__Task goal__
Sift the material for lines containing "砼垫层的截面积", and return them.

Saved entries
--*--

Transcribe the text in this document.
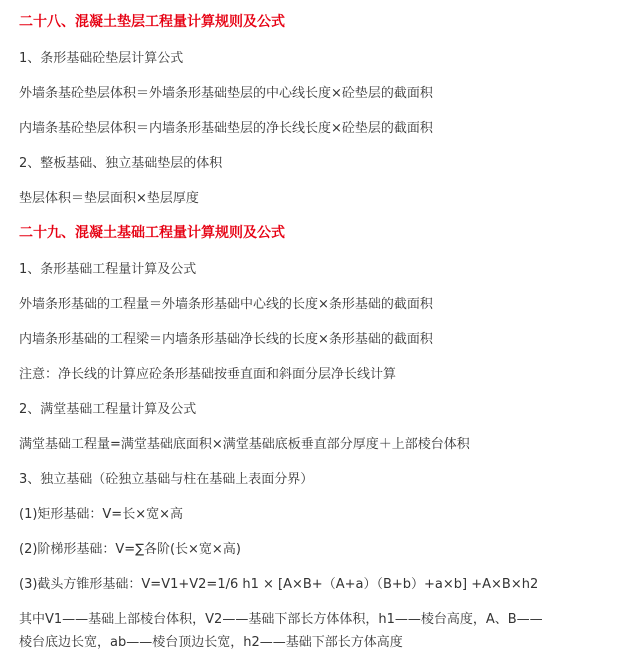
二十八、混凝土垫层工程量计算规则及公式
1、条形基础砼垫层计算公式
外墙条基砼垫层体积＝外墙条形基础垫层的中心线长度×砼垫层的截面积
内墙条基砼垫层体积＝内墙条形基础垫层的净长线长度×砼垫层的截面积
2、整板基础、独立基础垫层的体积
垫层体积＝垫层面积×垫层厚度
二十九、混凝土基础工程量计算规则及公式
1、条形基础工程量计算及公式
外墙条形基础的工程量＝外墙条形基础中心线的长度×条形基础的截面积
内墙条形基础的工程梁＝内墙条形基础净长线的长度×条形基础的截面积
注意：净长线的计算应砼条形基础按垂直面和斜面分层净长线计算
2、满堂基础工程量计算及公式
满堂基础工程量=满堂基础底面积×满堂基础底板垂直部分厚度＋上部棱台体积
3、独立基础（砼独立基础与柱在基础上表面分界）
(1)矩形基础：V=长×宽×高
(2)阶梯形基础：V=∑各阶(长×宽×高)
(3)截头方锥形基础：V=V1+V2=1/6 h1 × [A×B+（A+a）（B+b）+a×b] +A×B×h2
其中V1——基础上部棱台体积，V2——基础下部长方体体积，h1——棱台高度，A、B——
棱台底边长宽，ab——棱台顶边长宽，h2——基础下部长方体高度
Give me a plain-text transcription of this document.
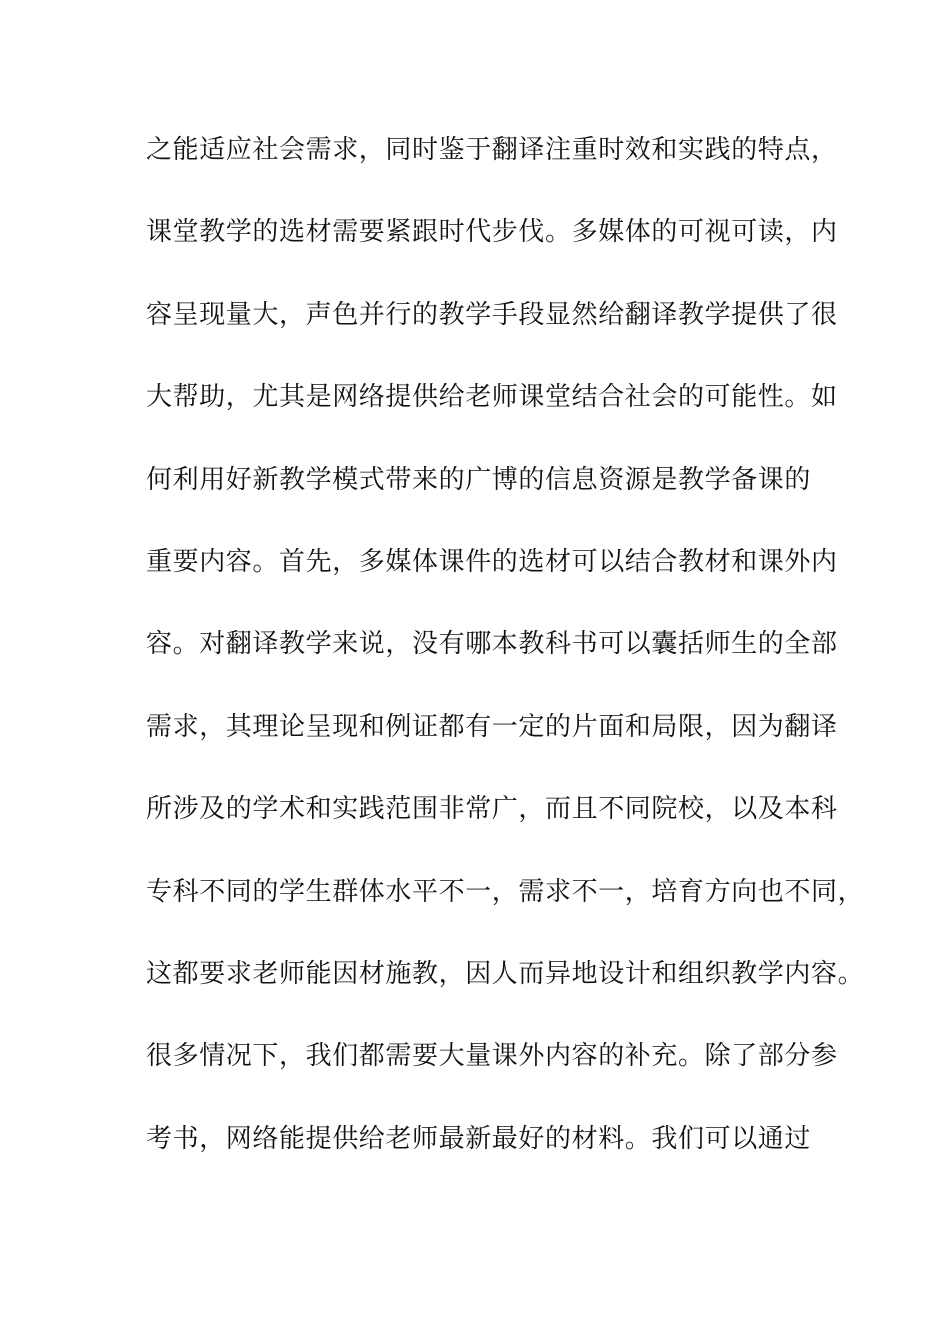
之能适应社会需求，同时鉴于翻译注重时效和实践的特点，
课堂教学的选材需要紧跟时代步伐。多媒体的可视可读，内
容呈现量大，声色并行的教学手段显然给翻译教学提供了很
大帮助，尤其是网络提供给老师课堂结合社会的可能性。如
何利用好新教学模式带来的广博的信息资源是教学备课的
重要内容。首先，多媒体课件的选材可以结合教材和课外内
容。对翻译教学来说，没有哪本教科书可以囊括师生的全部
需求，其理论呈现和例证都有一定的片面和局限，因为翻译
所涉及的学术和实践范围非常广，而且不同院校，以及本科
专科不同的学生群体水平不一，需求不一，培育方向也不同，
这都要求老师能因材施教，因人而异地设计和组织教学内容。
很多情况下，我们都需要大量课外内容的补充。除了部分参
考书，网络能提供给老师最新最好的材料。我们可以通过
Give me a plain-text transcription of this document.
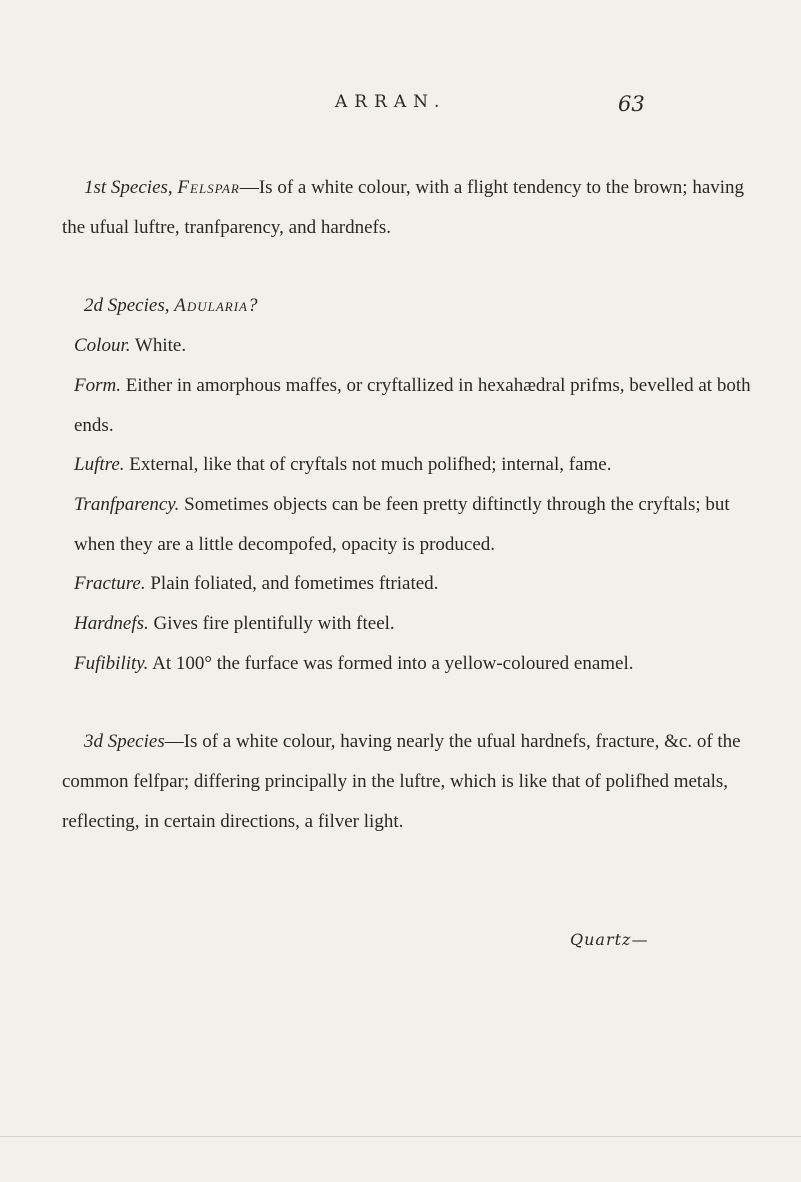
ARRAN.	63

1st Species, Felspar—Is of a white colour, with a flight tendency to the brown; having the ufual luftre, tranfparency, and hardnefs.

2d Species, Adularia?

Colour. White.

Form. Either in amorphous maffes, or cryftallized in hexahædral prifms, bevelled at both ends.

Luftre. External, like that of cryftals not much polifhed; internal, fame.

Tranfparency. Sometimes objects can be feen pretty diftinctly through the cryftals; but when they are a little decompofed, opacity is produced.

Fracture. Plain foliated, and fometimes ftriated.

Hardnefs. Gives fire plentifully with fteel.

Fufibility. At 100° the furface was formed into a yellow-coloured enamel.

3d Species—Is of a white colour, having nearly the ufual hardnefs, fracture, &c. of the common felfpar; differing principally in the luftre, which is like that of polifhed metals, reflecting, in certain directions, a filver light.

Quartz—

--*--

__Task response__
外墙条基砼垫层体积＝外墙条形基础垫层的中心线长度×砼垫层的截面积
内墙条基砼垫层体积＝内墙条形基础垫层的净长线长度×砼垫层的截面积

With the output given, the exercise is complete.